## Material:
^^^^^^^^^^^^^^^^
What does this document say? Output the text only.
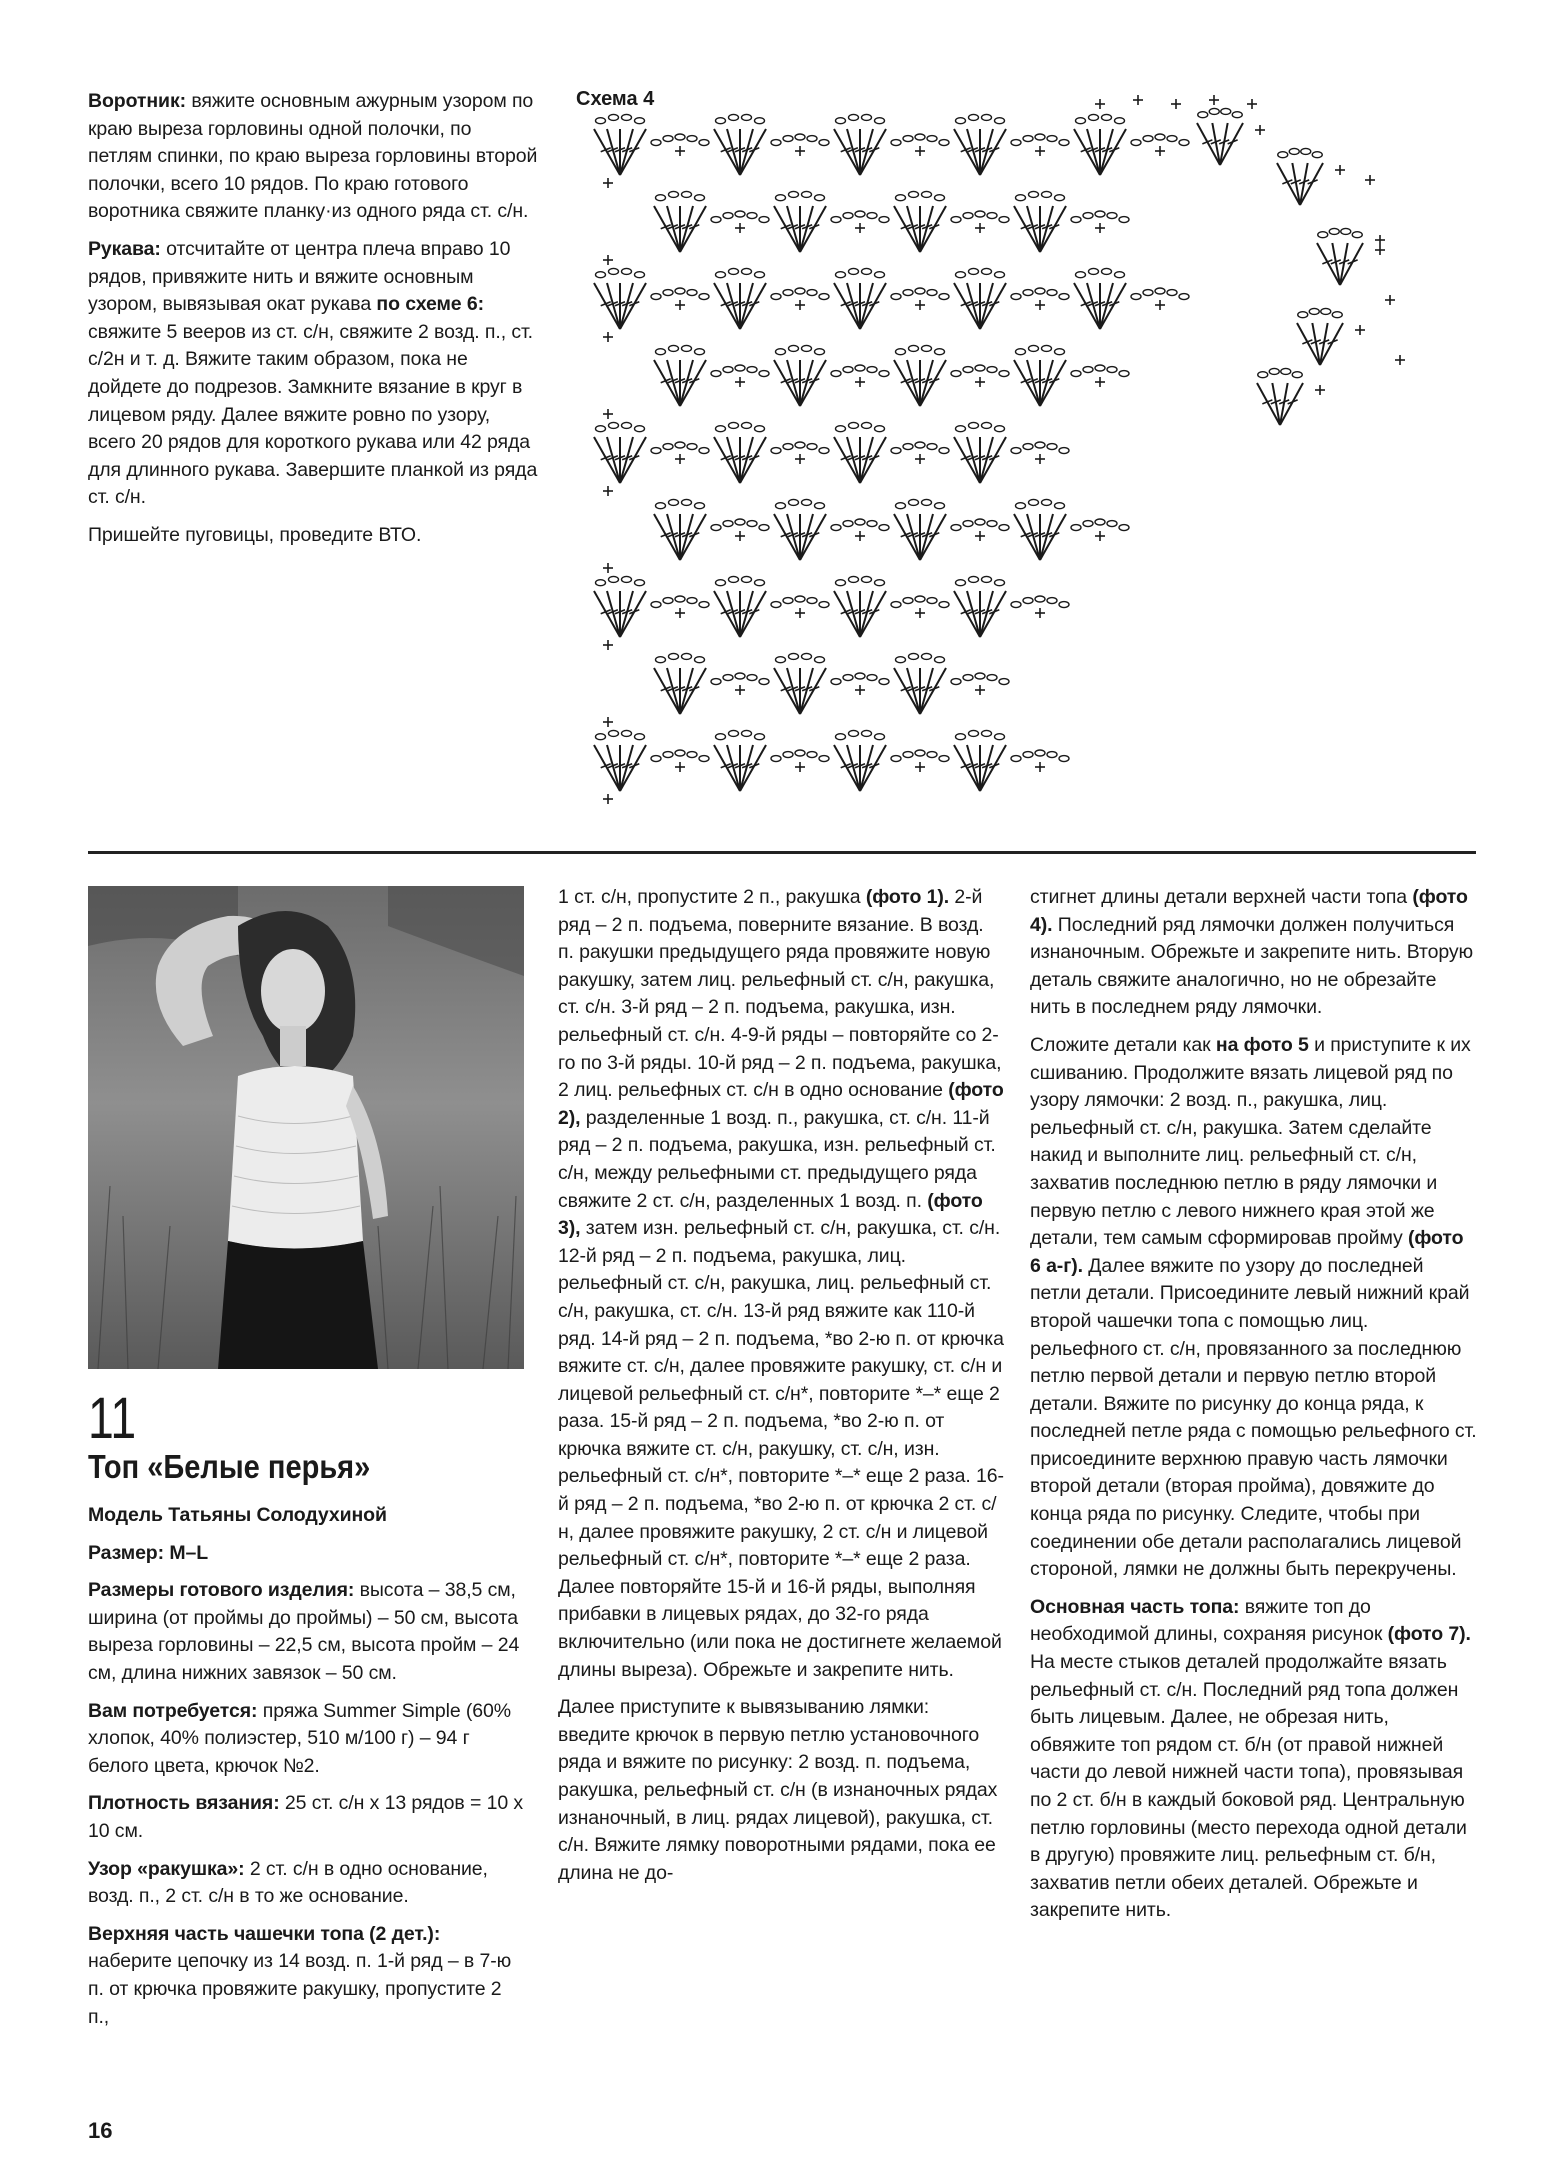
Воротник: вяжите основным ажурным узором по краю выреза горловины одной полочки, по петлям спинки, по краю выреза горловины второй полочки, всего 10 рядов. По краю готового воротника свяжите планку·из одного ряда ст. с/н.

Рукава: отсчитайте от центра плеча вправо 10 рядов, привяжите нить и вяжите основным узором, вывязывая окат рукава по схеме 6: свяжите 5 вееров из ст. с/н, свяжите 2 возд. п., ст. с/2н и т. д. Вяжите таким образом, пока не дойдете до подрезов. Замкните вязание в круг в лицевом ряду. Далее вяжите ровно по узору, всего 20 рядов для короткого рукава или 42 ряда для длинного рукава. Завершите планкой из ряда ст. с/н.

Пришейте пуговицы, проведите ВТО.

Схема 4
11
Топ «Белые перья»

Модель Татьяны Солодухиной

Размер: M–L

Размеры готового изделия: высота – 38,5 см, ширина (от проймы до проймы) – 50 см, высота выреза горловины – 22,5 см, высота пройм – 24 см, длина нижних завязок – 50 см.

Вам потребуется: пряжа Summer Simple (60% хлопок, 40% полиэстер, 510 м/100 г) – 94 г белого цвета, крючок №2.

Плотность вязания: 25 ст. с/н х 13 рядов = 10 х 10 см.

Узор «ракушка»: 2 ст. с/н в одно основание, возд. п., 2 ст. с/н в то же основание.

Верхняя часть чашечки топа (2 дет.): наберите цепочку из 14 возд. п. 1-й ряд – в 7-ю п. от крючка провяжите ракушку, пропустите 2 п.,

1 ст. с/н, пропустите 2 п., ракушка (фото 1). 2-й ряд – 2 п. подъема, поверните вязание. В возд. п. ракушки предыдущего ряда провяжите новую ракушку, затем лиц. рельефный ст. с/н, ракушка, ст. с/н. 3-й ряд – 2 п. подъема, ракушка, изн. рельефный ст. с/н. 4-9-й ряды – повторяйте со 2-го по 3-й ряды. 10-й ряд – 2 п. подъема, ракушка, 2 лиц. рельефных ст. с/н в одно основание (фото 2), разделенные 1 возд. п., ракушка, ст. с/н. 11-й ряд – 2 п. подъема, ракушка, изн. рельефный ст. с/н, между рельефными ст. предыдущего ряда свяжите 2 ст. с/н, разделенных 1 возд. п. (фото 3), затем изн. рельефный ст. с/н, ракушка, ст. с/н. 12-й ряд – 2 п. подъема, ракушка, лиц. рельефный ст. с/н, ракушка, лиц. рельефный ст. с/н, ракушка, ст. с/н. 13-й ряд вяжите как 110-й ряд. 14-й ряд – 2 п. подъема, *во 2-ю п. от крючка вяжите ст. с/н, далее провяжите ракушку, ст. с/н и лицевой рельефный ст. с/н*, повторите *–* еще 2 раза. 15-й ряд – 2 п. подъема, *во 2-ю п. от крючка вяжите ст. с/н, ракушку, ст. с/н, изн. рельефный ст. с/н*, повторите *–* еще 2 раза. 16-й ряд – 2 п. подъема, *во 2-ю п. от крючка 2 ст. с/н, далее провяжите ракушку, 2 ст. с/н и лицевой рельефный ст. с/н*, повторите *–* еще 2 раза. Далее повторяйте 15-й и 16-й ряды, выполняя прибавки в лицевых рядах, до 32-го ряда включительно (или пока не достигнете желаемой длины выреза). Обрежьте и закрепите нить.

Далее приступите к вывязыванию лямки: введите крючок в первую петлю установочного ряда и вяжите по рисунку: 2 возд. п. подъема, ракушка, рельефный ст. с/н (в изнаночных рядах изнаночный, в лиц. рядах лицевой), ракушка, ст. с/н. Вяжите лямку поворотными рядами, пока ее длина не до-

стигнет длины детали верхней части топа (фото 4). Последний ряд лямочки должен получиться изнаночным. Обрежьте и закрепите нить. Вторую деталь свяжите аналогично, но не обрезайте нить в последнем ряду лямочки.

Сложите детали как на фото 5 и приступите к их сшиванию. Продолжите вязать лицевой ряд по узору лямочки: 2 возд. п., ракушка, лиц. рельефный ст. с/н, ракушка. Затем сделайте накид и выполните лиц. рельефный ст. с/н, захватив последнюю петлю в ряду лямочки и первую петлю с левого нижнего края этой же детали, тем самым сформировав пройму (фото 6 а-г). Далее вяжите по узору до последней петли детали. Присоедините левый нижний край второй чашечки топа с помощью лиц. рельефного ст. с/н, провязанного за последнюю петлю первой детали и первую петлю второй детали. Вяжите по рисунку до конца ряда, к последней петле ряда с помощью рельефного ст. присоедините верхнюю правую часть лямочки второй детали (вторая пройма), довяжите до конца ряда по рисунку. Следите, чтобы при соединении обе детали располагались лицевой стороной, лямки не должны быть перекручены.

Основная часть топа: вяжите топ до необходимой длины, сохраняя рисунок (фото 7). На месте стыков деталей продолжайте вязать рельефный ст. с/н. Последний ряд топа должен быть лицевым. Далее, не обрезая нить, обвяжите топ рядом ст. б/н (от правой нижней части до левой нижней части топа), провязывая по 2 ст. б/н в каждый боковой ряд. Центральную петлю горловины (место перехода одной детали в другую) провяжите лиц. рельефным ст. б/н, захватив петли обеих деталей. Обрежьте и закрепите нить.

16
^^^^^^^^^^^^^^^^
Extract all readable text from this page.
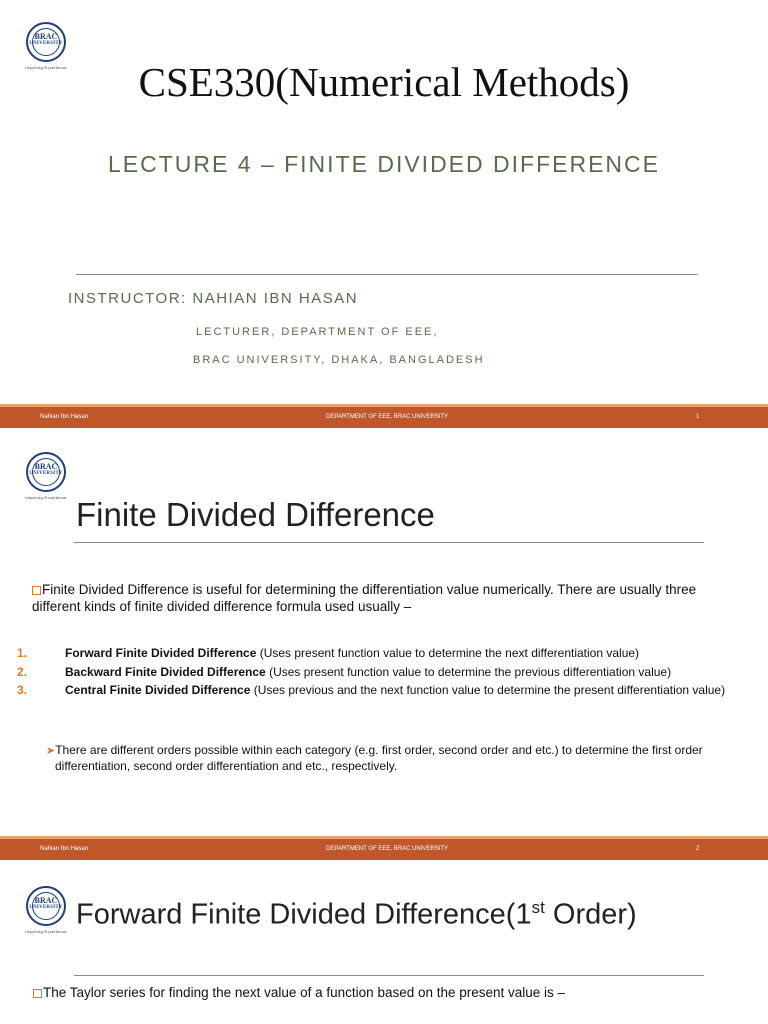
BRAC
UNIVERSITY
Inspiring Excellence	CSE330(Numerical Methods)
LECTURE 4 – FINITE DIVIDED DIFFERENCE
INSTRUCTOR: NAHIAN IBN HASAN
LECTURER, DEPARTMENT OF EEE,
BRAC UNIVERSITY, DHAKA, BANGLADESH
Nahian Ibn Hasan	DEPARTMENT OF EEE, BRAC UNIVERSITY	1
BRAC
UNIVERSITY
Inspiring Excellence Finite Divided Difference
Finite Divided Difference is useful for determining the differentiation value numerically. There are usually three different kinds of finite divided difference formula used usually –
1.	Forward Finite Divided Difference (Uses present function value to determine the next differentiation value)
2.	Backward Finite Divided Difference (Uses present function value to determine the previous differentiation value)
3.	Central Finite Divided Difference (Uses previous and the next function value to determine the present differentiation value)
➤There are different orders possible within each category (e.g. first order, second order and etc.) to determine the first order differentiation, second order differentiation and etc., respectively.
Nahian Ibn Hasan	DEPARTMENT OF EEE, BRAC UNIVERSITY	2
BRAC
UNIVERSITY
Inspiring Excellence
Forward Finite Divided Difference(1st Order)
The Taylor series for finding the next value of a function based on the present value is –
^^^^^^^^^^^^^^^^
Using the listing above, show each line holding the string "previous".

2.	Backward Finite Divided Difference (Uses present function value to determine the previous differentiation value)
3.	Central Finite Divided Difference (Uses previous and the next function value to determine the present differentiation value)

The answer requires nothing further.